**BRIEF**
Work out the number of lines containing "fiyat". Give that number alone.
☆ ☆ ☆ ☆
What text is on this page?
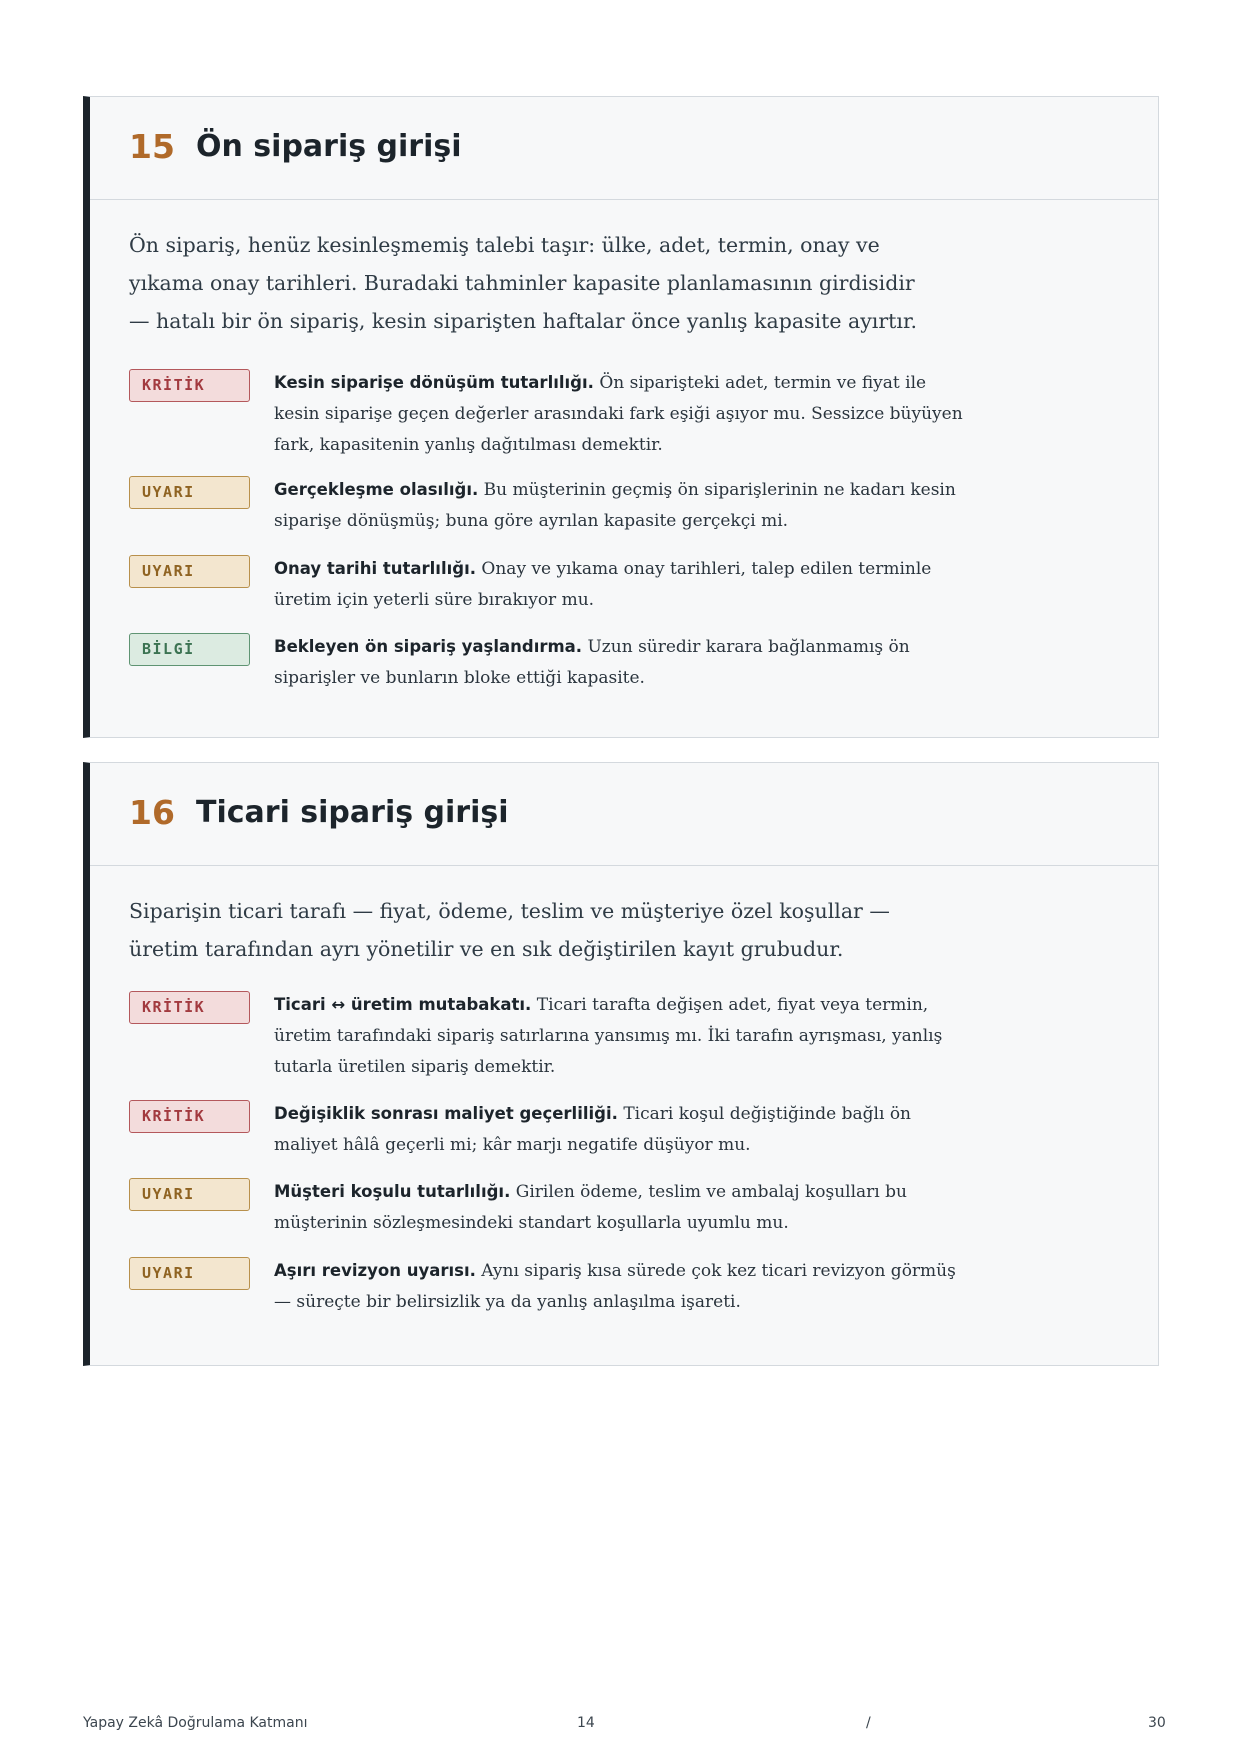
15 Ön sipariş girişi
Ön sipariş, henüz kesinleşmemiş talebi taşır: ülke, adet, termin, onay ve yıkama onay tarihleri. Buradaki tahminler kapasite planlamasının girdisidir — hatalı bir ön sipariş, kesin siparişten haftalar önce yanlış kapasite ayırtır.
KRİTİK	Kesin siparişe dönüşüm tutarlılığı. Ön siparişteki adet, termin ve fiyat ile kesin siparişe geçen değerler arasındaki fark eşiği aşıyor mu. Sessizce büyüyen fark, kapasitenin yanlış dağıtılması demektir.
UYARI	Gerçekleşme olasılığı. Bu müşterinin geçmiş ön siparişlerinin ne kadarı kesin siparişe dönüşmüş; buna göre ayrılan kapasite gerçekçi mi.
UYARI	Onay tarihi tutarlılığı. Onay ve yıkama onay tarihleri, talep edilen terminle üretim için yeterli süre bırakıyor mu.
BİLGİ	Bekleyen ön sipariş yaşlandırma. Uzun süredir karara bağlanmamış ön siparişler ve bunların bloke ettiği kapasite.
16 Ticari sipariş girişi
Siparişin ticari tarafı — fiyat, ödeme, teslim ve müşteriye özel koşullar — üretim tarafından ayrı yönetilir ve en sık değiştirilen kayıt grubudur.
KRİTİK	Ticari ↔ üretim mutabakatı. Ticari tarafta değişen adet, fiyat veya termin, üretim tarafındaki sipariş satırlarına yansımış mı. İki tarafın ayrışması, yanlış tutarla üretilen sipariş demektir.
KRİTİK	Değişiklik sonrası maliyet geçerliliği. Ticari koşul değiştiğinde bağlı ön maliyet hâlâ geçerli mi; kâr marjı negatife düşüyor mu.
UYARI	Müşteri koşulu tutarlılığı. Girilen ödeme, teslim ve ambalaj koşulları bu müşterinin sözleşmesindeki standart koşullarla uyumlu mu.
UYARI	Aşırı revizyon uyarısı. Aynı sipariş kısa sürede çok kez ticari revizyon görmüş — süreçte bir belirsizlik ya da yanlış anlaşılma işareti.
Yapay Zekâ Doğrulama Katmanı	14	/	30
☆ ☆ ☆ ☆
**SOLVED EXERCISE**
3